Scan the data. Collect each line that contains the word "Wydział".

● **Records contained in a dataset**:
☆ ☆ ☆ ☆

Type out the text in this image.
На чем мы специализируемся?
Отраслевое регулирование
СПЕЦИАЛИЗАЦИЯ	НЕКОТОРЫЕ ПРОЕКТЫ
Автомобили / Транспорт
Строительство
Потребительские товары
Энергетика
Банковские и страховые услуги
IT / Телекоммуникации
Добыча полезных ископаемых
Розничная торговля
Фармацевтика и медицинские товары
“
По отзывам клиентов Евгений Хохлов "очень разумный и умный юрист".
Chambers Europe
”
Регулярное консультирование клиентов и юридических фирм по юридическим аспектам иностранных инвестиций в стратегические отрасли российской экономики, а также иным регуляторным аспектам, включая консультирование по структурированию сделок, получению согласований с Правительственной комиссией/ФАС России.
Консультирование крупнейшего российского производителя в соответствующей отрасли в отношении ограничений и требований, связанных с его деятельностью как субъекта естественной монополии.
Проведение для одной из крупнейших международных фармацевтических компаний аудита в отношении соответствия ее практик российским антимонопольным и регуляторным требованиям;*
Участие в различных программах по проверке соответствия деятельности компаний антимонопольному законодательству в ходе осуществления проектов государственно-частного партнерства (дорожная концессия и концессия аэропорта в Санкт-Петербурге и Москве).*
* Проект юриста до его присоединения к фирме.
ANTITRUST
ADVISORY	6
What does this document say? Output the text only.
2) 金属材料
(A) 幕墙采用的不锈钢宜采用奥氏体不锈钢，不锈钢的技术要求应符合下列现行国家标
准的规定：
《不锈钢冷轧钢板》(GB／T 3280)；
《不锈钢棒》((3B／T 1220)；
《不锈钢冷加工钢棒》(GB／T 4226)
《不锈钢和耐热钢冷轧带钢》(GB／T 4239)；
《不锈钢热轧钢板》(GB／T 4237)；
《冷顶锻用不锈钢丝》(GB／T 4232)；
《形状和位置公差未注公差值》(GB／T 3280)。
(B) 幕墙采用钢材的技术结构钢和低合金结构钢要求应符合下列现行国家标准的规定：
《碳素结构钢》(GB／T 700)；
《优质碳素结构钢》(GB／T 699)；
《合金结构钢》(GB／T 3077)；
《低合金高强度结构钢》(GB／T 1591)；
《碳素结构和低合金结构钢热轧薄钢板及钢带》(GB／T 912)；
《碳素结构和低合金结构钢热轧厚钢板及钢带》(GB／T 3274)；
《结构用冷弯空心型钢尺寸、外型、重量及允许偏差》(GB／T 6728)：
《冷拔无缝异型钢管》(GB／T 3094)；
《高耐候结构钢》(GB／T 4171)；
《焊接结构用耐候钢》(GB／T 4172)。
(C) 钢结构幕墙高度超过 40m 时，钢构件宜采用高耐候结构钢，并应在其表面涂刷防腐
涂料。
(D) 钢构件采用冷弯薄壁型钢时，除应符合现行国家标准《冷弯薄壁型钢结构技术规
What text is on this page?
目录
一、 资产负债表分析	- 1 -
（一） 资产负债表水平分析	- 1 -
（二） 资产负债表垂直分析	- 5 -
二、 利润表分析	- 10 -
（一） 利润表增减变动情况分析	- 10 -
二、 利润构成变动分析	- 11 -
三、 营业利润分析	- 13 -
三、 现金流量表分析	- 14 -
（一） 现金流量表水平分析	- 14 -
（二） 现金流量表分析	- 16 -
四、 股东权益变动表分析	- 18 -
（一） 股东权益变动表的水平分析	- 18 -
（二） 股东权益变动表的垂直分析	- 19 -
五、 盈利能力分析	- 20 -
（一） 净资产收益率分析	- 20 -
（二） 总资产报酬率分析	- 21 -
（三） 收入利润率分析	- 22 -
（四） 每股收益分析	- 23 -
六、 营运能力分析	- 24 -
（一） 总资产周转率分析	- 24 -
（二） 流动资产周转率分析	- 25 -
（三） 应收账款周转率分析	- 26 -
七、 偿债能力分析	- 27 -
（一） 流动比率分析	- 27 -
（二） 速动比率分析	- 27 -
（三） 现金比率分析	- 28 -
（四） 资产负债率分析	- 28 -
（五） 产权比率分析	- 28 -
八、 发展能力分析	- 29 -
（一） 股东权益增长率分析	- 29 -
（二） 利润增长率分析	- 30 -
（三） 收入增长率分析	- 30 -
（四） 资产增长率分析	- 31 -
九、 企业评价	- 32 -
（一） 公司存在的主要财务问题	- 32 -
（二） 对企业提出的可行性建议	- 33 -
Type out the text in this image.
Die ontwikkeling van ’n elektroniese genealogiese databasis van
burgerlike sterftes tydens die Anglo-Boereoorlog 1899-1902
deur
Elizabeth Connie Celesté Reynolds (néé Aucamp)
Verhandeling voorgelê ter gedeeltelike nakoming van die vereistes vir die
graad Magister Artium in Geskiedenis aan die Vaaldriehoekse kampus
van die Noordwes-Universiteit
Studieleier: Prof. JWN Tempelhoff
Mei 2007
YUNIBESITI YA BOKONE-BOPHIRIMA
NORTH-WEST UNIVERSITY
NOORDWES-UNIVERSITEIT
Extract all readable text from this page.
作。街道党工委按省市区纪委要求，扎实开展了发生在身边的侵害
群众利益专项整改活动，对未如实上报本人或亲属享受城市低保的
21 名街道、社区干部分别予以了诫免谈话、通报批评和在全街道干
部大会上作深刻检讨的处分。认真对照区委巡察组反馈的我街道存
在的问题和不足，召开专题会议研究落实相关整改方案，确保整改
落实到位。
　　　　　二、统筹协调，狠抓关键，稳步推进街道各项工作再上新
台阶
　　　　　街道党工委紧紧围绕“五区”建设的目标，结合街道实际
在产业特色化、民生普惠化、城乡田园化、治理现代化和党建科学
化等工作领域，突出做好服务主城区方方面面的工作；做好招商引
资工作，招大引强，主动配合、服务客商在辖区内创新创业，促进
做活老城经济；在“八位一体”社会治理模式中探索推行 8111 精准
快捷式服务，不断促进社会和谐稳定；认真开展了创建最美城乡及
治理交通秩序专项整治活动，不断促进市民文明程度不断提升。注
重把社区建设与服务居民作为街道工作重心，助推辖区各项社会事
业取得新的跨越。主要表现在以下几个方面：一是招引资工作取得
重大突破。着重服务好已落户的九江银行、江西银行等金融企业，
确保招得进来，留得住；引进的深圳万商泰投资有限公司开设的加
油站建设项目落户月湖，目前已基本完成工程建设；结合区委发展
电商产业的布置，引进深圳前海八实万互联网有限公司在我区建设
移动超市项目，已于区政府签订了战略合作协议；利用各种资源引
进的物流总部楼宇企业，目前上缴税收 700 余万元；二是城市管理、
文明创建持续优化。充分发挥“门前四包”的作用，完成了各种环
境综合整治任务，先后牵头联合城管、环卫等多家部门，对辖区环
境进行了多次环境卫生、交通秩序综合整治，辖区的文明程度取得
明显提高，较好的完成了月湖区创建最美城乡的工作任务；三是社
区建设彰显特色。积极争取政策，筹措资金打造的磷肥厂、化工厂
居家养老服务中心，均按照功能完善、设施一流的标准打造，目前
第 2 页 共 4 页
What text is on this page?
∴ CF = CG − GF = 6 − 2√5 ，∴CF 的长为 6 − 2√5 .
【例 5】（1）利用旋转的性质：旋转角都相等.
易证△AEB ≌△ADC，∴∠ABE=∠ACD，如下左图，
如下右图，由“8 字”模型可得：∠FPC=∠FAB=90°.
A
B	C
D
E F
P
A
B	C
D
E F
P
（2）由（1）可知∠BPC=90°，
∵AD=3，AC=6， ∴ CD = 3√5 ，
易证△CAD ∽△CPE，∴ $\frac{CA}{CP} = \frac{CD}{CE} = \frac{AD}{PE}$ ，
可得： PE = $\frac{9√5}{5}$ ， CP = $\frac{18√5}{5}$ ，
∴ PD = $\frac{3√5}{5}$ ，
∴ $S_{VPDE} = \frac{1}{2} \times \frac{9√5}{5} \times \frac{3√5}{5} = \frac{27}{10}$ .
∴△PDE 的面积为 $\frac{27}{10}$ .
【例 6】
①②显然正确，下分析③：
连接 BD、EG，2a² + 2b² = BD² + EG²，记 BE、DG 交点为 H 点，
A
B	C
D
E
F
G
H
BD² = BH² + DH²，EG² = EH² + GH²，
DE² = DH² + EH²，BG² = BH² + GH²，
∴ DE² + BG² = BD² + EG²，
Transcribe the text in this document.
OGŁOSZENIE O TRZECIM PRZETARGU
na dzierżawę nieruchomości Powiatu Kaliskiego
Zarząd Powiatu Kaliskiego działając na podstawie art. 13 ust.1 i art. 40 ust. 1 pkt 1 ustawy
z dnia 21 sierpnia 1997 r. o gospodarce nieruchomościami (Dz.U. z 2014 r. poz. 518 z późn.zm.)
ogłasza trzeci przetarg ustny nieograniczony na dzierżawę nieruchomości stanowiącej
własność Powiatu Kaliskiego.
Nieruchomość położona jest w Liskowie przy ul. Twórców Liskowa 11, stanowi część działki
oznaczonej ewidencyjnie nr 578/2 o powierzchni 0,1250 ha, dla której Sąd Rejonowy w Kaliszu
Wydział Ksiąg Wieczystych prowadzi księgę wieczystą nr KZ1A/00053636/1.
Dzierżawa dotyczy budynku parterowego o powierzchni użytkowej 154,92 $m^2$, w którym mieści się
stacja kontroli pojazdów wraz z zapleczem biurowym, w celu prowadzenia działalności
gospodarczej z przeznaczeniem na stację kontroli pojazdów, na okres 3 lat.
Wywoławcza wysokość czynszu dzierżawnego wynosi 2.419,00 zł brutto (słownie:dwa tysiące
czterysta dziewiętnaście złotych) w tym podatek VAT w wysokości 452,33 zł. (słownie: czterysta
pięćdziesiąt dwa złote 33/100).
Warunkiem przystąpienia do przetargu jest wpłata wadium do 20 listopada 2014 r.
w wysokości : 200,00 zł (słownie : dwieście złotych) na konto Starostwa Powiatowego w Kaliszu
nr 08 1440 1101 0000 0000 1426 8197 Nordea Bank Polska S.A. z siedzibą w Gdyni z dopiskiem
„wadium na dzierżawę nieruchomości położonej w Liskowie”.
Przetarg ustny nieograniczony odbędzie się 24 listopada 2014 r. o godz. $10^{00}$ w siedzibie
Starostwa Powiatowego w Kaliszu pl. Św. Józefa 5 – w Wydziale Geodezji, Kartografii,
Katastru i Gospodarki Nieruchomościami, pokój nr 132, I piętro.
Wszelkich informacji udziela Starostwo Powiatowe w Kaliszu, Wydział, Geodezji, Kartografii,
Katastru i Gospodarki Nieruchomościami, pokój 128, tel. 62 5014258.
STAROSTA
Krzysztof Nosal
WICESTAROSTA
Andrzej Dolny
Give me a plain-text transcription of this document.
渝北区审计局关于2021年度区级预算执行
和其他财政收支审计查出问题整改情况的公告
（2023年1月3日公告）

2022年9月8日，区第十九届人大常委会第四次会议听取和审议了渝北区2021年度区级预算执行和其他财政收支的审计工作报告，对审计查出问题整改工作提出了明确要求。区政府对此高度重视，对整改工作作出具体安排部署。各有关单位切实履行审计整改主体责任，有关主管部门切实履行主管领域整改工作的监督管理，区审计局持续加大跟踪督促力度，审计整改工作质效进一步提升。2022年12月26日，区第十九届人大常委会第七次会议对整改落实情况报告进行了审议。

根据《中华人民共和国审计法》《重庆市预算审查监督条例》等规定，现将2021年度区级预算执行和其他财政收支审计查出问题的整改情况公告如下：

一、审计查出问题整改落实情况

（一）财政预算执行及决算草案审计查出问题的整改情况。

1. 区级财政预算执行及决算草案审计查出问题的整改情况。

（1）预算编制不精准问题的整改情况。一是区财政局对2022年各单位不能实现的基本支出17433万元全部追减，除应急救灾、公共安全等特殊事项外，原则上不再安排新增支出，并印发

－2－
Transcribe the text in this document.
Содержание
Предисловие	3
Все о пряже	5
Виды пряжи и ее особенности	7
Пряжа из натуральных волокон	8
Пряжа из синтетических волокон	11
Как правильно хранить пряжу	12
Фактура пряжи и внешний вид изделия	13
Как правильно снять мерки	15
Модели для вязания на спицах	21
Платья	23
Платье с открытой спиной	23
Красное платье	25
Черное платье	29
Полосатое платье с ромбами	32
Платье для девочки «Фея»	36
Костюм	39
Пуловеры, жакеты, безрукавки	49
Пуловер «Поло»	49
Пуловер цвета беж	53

☆ ☆ ☆ ☆

● **Task answer**:
Wydział Ksiąg Wieczystych prowadzi księgę wieczystą nr KZ1A/00053636/1.
Wszelkich informacji udziela Starostwo Powiatowe w Kaliszu, Wydział, Geodezji, Kartografii,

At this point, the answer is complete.